WHAT THE EXERCISE ASKS :: Write out each line of the listing as it stands, without the images.

DATA LISTING ::
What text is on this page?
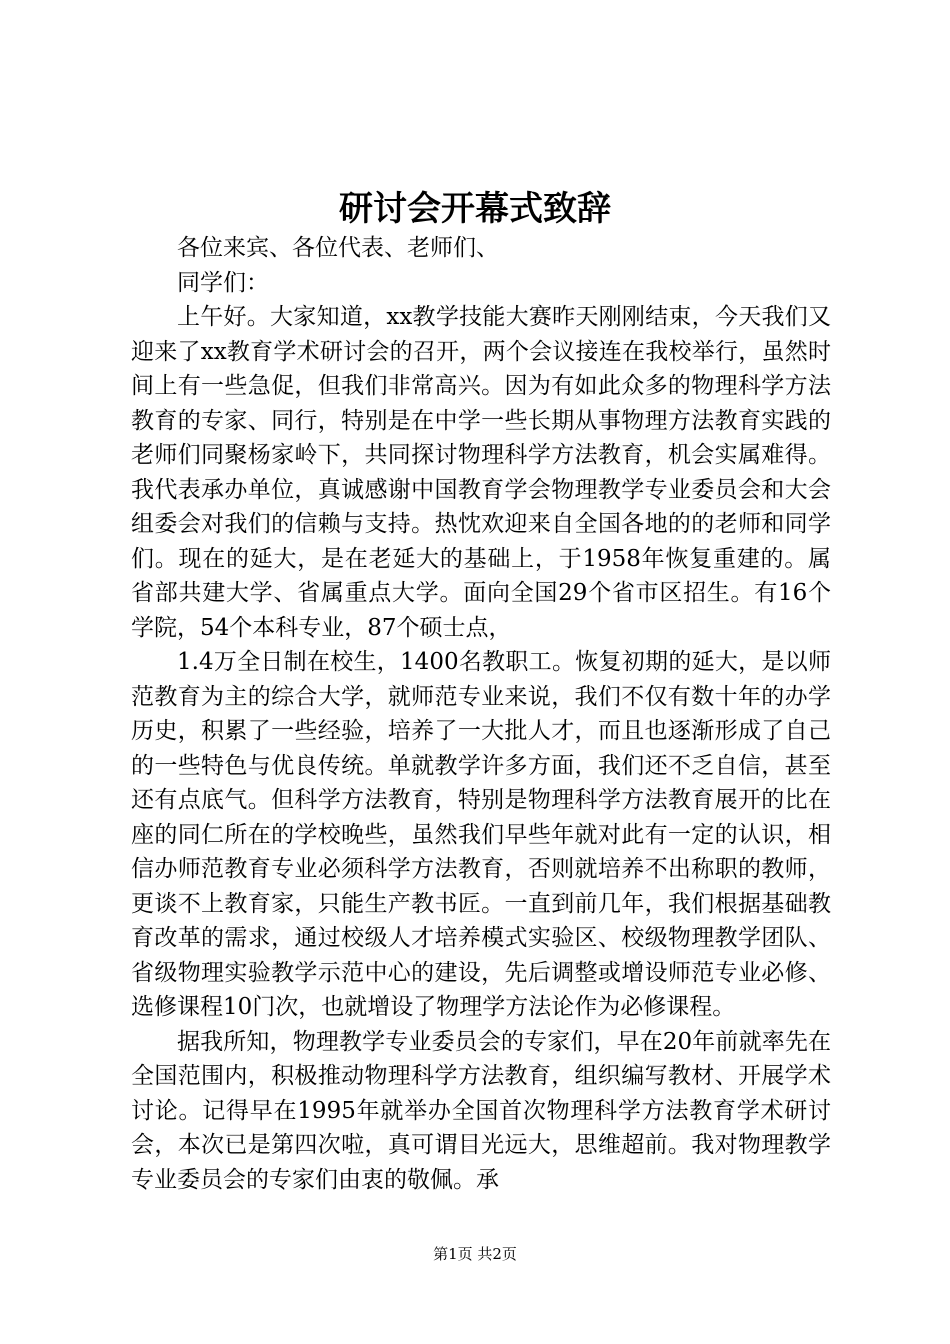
研讨会开幕式致辞

各位来宾、各位代表、老师们、

同学们：

上午好。大家知道，xx教学技能大赛昨天刚刚结束，今天我们又迎来了xx教育学术研讨会的召开，两个会议接连在我校举行，虽然时间上有一些急促，但我们非常高兴。因为有如此众多的物理科学方法教育的专家、同行，特别是在中学一些长期从事物理方法教育实践的老师们同聚杨家岭下，共同探讨物理科学方法教育，机会实属难得。我代表承办单位，真诚感谢中国教育学会物理教学专业委员会和大会组委会对我们的信赖与支持。热忱欢迎来自全国各地的的老师和同学们。现在的延大，是在老延大的基础上，于1958年恢复重建的。属省部共建大学、省属重点大学。面向全国29个省市区招生。有16个学院，54个本科专业，87个硕士点，

1.4万全日制在校生，1400名教职工。恢复初期的延大，是以师范教育为主的综合大学，就师范专业来说，我们不仅有数十年的办学历史，积累了一些经验，培养了一大批人才，而且也逐渐形成了自己的一些特色与优良传统。单就教学许多方面，我们还不乏自信，甚至还有点底气。但科学方法教育，特别是物理科学方法教育展开的比在座的同仁所在的学校晚些，虽然我们早些年就对此有一定的认识，相信办师范教育专业必须科学方法教育，否则就培养不出称职的教师，更谈不上教育家，只能生产教书匠。一直到前几年，我们根据基础教育改革的需求，通过校级人才培养模式实验区、校级物理教学团队、省级物理实验教学示范中心的建设，先后调整或增设师范专业必修、选修课程10门次，也就增设了物理学方法论作为必修课程。

据我所知，物理教学专业委员会的专家们，早在20年前就率先在全国范围内，积极推动物理科学方法教育，组织编写教材、开展学术讨论。记得早在1995年就举办全国首次物理科学方法教育学术研讨会，本次已是第四次啦，真可谓目光远大，思维超前。我对物理教学专业委员会的专家们由衷的敬佩。承

第1页 共2页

TASK RESPONSE ::
What text is on this page?
研讨会开幕式致辞

各位来宾、各位代表、老师们、

同学们：

上午好。大家知道，xx教学技能大赛昨天刚刚结束，今天我们又迎来了xx教育学术研讨会的召开，两个会议接连在我校举行，虽然时间上有一些急促，但我们非常高兴。因为有如此众多的物理科学方法教育的专家、同行，特别是在中学一些长期从事物理方法教育实践的老师们同聚杨家岭下，共同探讨物理科学方法教育，机会实属难得。我代表承办单位，真诚感谢中国教育学会物理教学专业委员会和大会组委会对我们的信赖与支持。热忱欢迎来自全国各地的的老师和同学们。现在的延大，是在老延大的基础上，于1958年恢复重建的。属省部共建大学、省属重点大学。面向全国29个省市区招生。有16个学院，54个本科专业，87个硕士点，

1.4万全日制在校生，1400名教职工。恢复初期的延大，是以师范教育为主的综合大学，就师范专业来说，我们不仅有数十年的办学历史，积累了一些经验，培养了一大批人才，而且也逐渐形成了自己的一些特色与优良传统。单就教学许多方面，我们还不乏自信，甚至还有点底气。但科学方法教育，特别是物理科学方法教育展开的比在座的同仁所在的学校晚些，虽然我们早些年就对此有一定的认识，相信办师范教育专业必须科学方法教育，否则就培养不出称职的教师，更谈不上教育家，只能生产教书匠。一直到前几年，我们根据基础教育改革的需求，通过校级人才培养模式实验区、校级物理教学团队、省级物理实验教学示范中心的建设，先后调整或增设师范专业必修、选修课程10门次，也就增设了物理学方法论作为必修课程。

据我所知，物理教学专业委员会的专家们，早在20年前就率先在全国范围内，积极推动物理科学方法教育，组织编写教材、开展学术讨论。记得早在1995年就举办全国首次物理科学方法教育学术研讨会，本次已是第四次啦，真可谓目光远大，思维超前。我对物理教学专业委员会的专家们由衷的敬佩。承

第1页 共2页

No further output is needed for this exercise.